Dataset records:
* * * * * * * * *
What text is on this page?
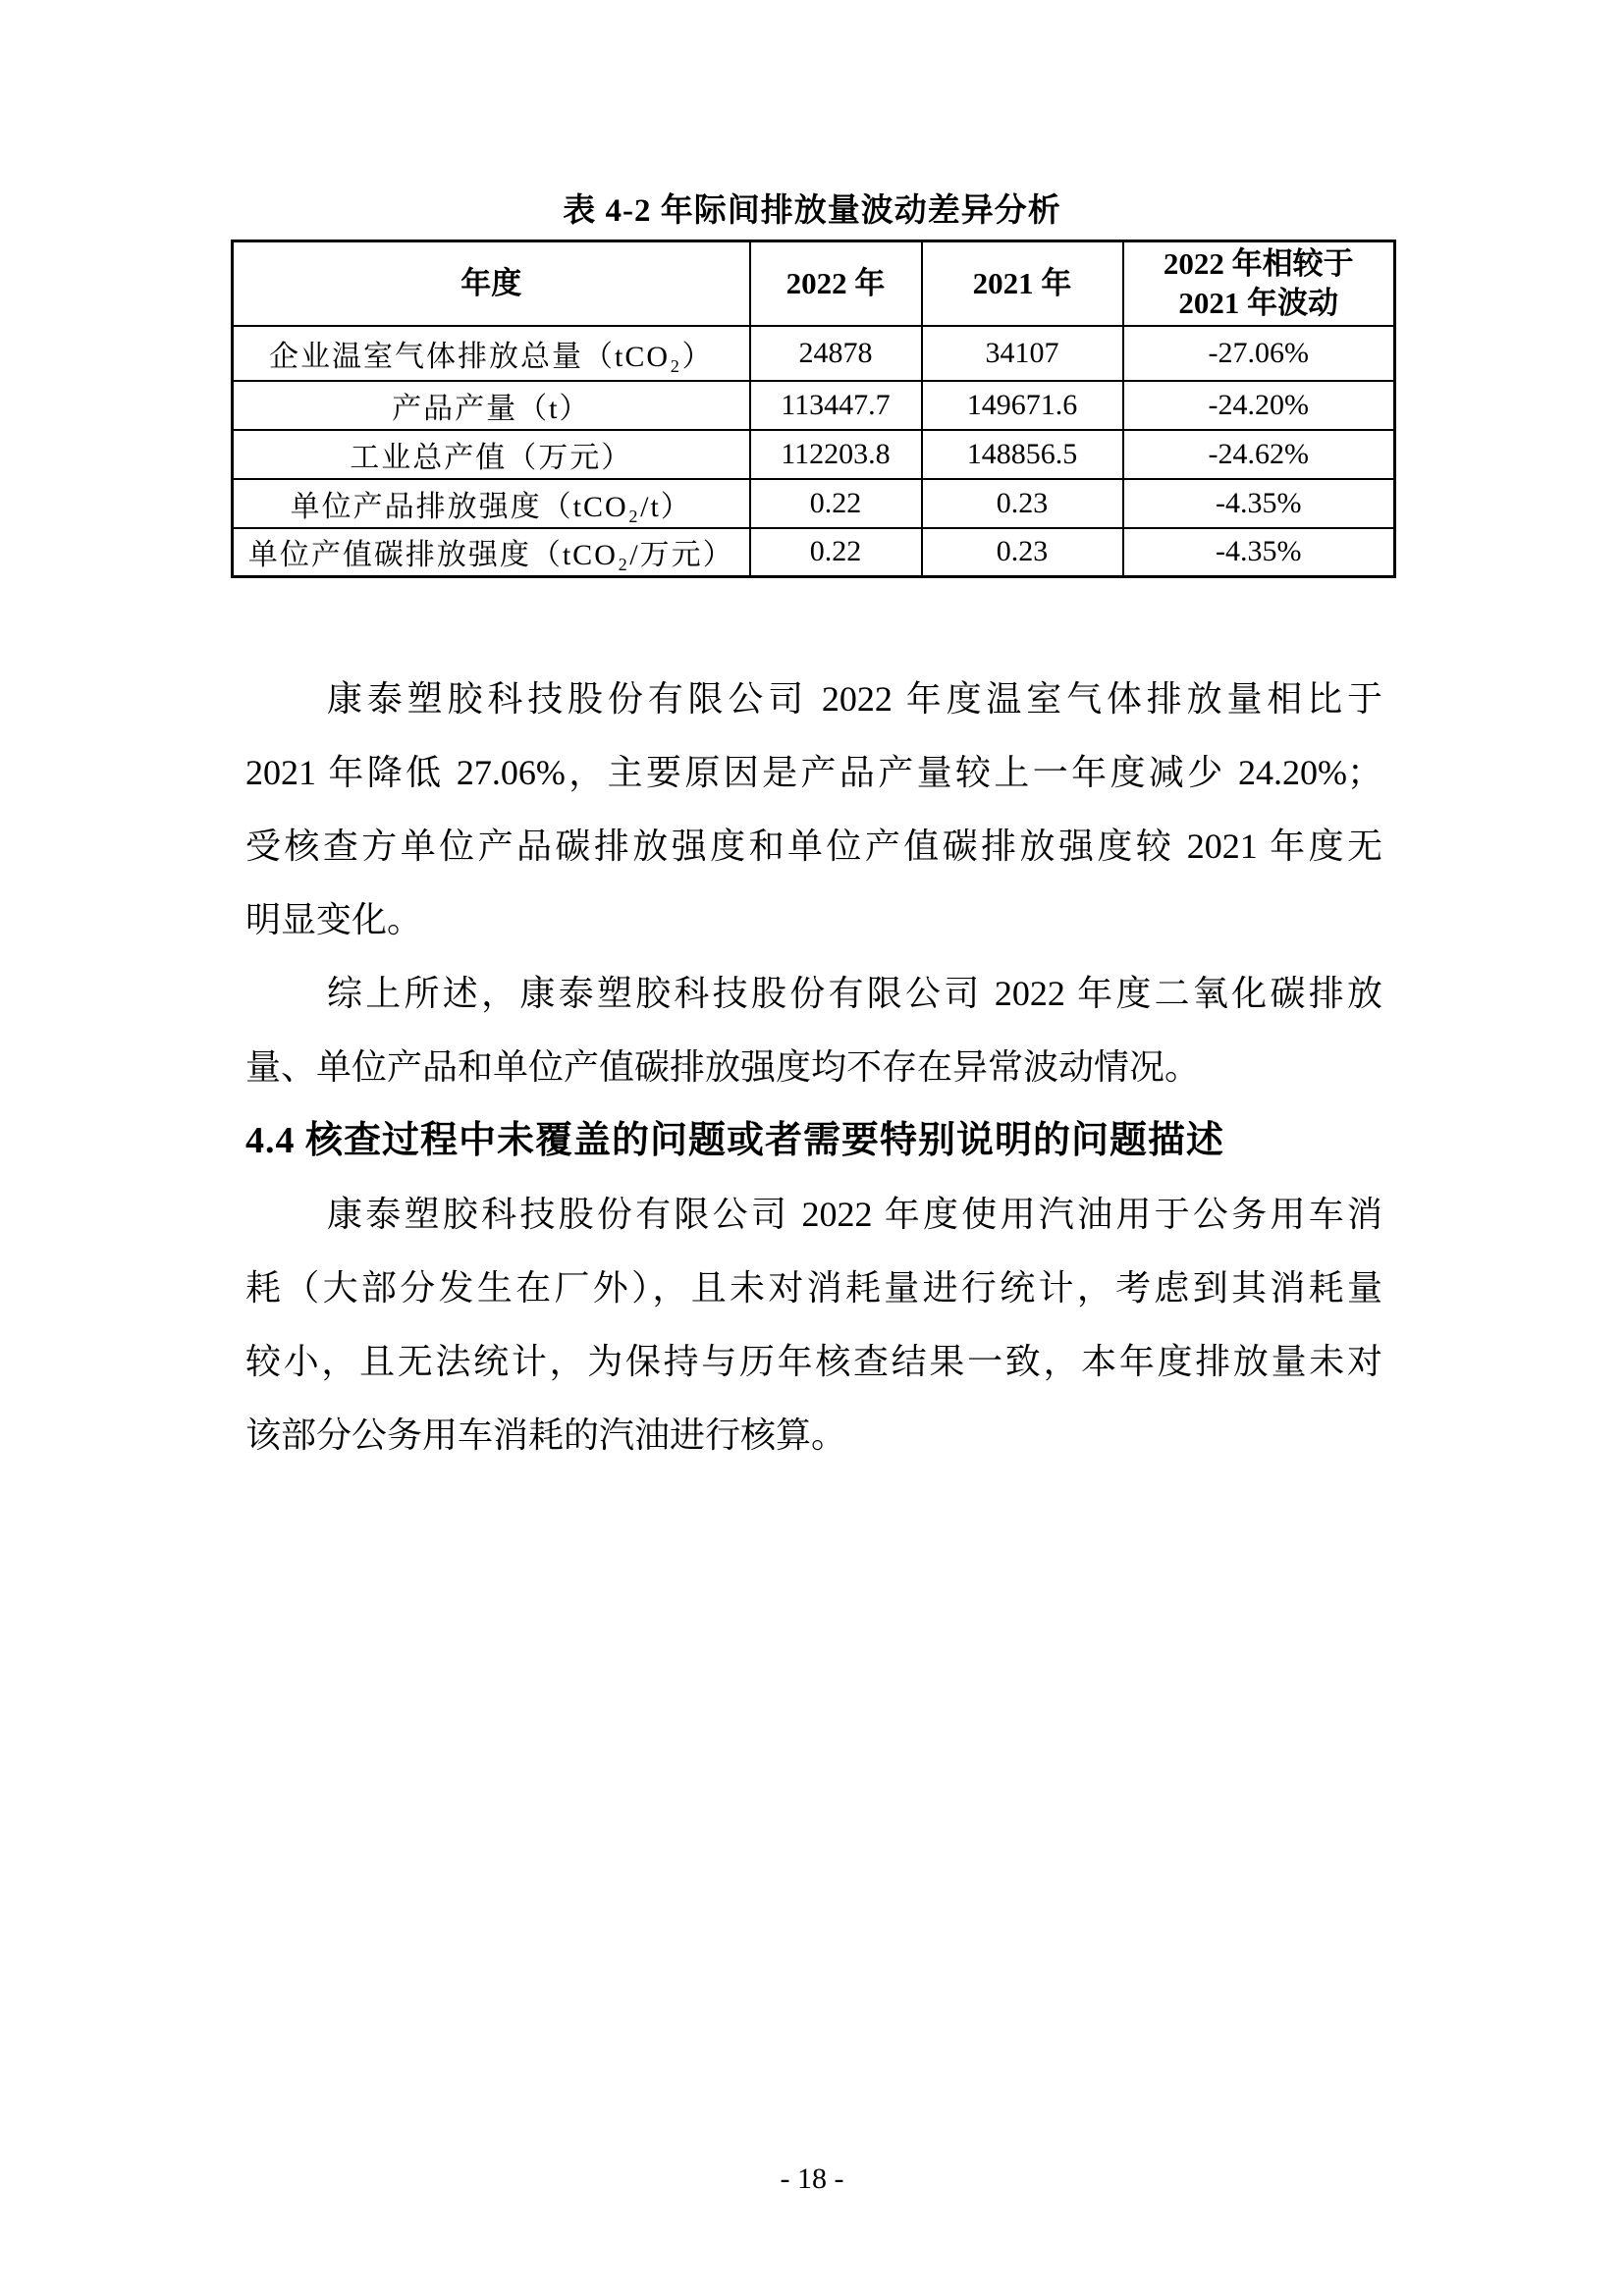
表 4-2 年际间排放量波动差异分析
年度	2022 年	2021 年	2022 年相较于
2021 年波动

企业温室气体排放总量（tCO₂）	24878	34107	-27.06%
产品产量（t）	113447.7	149671.6	-24.20%
工业总产值（万元）	112203.8	148856.5	-24.62%
单位产品排放强度（tCO₂/t）	0.22	0.23	-4.35%
单位产值碳排放强度（tCO₂/万元）	0.22	0.23	-4.35%
康泰塑胶科技股份有限公司 2022 年度温室气体排放量相比于
2021 年降低 27.06%，主要原因是产品产量较上一年度减少 24.20%；
受核查方单位产品碳排放强度和单位产值碳排放强度较 2021 年度无
明显变化。
综上所述，康泰塑胶科技股份有限公司 2022 年度二氧化碳排放
量、单位产品和单位产值碳排放强度均不存在异常波动情况。
4.4 核查过程中未覆盖的问题或者需要特别说明的问题描述
康泰塑胶科技股份有限公司 2022 年度使用汽油用于公务用车消
耗（大部分发生在厂外），且未对消耗量进行统计，考虑到其消耗量
较小，且无法统计，为保持与历年核查结果一致，本年度排放量未对
该部分公务用车消耗的汽油进行核算。
- 18 -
* * * * * * * * *
Set task: Transcribe each line above verbatim, with the pictures left out.

Task solution:
What text is on this page?
表 4-2 年际间排放量波动差异分析
年度	2022 年	2021 年	2022 年相较于
2021 年波动

企业温室气体排放总量（tCO₂）	24878	34107	-27.06%
产品产量（t）	113447.7	149671.6	-24.20%
工业总产值（万元）	112203.8	148856.5	-24.62%
单位产品排放强度（tCO₂/t）	0.22	0.23	-4.35%
单位产值碳排放强度（tCO₂/万元）	0.22	0.23	-4.35%
康泰塑胶科技股份有限公司 2022 年度温室气体排放量相比于
2021 年降低 27.06%，主要原因是产品产量较上一年度减少 24.20%；
受核查方单位产品碳排放强度和单位产值碳排放强度较 2021 年度无
明显变化。
综上所述，康泰塑胶科技股份有限公司 2022 年度二氧化碳排放
量、单位产品和单位产值碳排放强度均不存在异常波动情况。
4.4 核查过程中未覆盖的问题或者需要特别说明的问题描述
康泰塑胶科技股份有限公司 2022 年度使用汽油用于公务用车消
耗（大部分发生在厂外），且未对消耗量进行统计，考虑到其消耗量
较小，且无法统计，为保持与历年核查结果一致，本年度排放量未对
该部分公务用车消耗的汽油进行核算。
- 18 -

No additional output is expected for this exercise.